DATA PROVIDED:

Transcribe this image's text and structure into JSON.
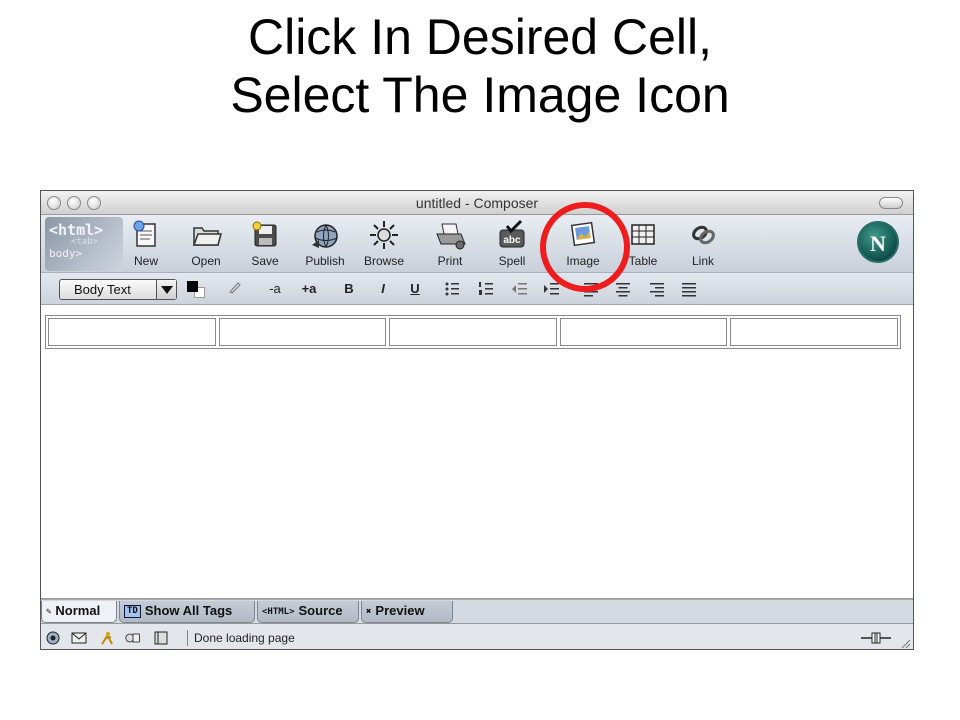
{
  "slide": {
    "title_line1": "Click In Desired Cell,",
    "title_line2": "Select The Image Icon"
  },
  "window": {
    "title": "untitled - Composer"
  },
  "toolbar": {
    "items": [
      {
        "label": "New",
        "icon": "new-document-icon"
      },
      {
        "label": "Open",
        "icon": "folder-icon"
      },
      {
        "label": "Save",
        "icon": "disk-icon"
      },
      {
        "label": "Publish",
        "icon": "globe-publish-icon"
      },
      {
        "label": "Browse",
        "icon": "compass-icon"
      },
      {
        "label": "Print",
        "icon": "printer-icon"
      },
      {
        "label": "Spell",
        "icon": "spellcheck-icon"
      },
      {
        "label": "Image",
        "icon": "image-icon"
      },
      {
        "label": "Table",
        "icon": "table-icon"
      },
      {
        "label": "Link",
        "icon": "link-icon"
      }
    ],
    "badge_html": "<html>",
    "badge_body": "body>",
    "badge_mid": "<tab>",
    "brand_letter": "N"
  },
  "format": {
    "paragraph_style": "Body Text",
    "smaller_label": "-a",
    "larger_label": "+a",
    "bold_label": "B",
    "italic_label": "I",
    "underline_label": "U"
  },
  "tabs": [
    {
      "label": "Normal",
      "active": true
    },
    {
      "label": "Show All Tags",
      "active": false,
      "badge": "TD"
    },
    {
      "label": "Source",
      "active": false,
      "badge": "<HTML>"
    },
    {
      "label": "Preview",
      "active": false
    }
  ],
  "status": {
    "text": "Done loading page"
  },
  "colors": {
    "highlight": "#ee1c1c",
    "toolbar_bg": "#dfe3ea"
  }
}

==

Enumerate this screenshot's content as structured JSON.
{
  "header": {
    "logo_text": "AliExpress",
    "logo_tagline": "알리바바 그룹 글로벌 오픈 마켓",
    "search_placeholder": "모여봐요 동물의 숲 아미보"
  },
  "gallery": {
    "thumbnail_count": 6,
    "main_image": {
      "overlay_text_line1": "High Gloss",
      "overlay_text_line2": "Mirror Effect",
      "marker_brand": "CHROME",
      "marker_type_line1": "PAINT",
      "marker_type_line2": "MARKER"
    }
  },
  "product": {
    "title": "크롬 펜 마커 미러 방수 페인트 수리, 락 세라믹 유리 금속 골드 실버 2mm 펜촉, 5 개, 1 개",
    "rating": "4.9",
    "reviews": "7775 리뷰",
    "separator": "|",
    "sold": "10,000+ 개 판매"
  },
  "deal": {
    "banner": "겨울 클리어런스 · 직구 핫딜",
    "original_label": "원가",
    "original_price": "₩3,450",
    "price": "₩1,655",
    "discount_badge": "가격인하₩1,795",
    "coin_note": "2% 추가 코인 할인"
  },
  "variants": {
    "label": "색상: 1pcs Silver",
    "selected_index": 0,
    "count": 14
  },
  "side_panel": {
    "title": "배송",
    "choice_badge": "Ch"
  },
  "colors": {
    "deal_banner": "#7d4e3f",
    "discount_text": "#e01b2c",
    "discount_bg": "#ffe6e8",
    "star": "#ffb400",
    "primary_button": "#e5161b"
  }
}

---

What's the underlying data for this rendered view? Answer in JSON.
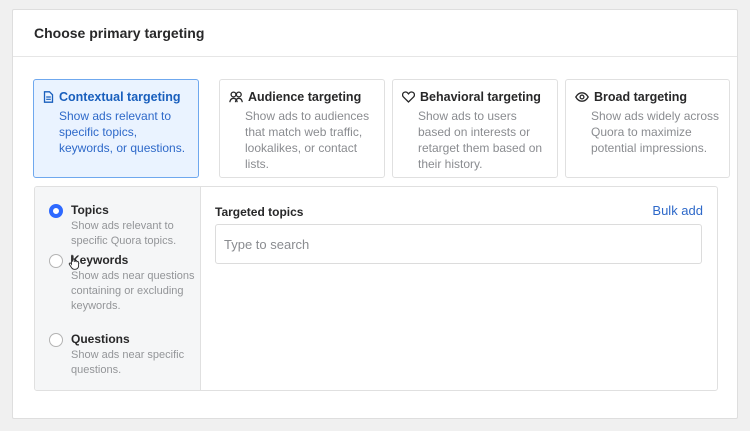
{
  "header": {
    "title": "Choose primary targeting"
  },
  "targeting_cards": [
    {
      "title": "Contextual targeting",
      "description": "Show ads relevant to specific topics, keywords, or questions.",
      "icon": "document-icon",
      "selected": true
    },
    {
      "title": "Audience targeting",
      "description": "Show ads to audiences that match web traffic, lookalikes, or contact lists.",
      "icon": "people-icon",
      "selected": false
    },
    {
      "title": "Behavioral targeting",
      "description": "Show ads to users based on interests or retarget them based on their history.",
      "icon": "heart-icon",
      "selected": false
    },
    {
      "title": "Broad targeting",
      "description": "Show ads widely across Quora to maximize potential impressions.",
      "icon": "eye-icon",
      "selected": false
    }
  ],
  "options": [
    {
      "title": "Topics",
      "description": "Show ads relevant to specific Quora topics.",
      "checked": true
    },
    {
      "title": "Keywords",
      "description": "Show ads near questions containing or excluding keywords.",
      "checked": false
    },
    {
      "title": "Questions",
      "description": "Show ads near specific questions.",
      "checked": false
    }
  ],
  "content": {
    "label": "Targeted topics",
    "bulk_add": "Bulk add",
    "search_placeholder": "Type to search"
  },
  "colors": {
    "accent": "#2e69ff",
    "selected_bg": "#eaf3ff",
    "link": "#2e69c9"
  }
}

WHAT IS EXPECTED:
Extract, from the listing above, every line where the string "true" occurs.

COMPLETED EXERCISE:
      "active": true
      "selected": true
      "checked": true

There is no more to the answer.